◆ ENTRIES PROVIDED:
■ ■ ■ ■ ■
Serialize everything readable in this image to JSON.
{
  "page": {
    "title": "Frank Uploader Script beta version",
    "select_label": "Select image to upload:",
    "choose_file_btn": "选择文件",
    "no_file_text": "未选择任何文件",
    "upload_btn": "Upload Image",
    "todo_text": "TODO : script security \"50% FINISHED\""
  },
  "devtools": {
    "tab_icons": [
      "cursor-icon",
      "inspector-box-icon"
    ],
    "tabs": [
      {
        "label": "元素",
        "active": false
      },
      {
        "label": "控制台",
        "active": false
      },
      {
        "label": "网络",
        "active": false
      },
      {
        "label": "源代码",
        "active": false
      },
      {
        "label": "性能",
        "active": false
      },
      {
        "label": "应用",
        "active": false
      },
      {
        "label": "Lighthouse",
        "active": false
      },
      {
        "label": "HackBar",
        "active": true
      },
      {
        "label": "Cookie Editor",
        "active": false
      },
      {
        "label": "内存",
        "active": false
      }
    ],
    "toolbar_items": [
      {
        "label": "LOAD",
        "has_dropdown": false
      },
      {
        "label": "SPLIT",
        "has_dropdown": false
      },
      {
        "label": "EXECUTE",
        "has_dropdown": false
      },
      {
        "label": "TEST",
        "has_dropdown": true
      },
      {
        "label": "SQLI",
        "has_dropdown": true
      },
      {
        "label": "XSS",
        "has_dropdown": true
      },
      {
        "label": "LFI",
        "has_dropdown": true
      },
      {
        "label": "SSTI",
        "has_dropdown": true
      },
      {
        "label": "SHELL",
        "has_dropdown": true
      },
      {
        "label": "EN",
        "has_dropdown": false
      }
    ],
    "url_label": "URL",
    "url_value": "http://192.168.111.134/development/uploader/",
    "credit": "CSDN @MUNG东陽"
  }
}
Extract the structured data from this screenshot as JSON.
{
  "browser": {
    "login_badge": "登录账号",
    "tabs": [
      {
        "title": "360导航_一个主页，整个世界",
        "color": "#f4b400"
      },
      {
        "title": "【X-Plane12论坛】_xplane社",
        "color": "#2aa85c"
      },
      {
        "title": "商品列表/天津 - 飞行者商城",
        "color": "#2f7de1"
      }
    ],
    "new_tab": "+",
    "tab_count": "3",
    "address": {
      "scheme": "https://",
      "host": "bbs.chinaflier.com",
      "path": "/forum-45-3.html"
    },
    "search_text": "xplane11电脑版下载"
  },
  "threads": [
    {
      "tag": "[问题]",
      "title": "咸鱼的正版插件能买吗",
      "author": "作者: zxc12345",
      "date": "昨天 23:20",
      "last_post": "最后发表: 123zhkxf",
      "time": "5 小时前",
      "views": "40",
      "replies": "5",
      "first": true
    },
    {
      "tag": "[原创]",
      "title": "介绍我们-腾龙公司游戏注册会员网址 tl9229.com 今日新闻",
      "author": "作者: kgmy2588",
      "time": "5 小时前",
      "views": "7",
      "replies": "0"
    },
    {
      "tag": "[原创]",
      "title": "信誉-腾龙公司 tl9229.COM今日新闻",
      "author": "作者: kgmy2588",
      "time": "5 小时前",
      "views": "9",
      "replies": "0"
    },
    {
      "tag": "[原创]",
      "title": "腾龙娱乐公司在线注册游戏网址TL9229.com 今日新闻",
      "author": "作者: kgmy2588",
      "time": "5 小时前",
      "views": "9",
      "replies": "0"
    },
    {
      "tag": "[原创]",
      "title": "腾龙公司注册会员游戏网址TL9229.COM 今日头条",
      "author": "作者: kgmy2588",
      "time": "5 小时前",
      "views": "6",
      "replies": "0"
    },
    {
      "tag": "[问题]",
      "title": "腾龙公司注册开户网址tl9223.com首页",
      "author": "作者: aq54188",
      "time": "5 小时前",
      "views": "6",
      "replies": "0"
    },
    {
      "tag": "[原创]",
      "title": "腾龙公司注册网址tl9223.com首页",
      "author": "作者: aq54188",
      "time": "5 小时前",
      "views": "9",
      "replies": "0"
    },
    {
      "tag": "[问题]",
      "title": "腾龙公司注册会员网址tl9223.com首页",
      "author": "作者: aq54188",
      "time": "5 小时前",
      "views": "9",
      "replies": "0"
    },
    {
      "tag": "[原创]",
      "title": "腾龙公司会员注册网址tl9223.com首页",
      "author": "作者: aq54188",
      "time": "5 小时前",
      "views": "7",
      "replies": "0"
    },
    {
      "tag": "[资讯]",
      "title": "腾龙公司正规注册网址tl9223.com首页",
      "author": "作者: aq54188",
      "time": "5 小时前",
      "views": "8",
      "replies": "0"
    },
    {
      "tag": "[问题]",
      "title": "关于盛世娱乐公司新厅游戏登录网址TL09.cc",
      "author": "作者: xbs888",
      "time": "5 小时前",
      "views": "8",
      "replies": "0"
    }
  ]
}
■ ■ ■ ■ ■
◆ WHAT YOU HAVE TO DO:
Collect each line holding the string "this".

◆ TASK RESPONSE:
Serialize everything readable in this image to JSON.
Extract the structured data from this screenshot as JSON.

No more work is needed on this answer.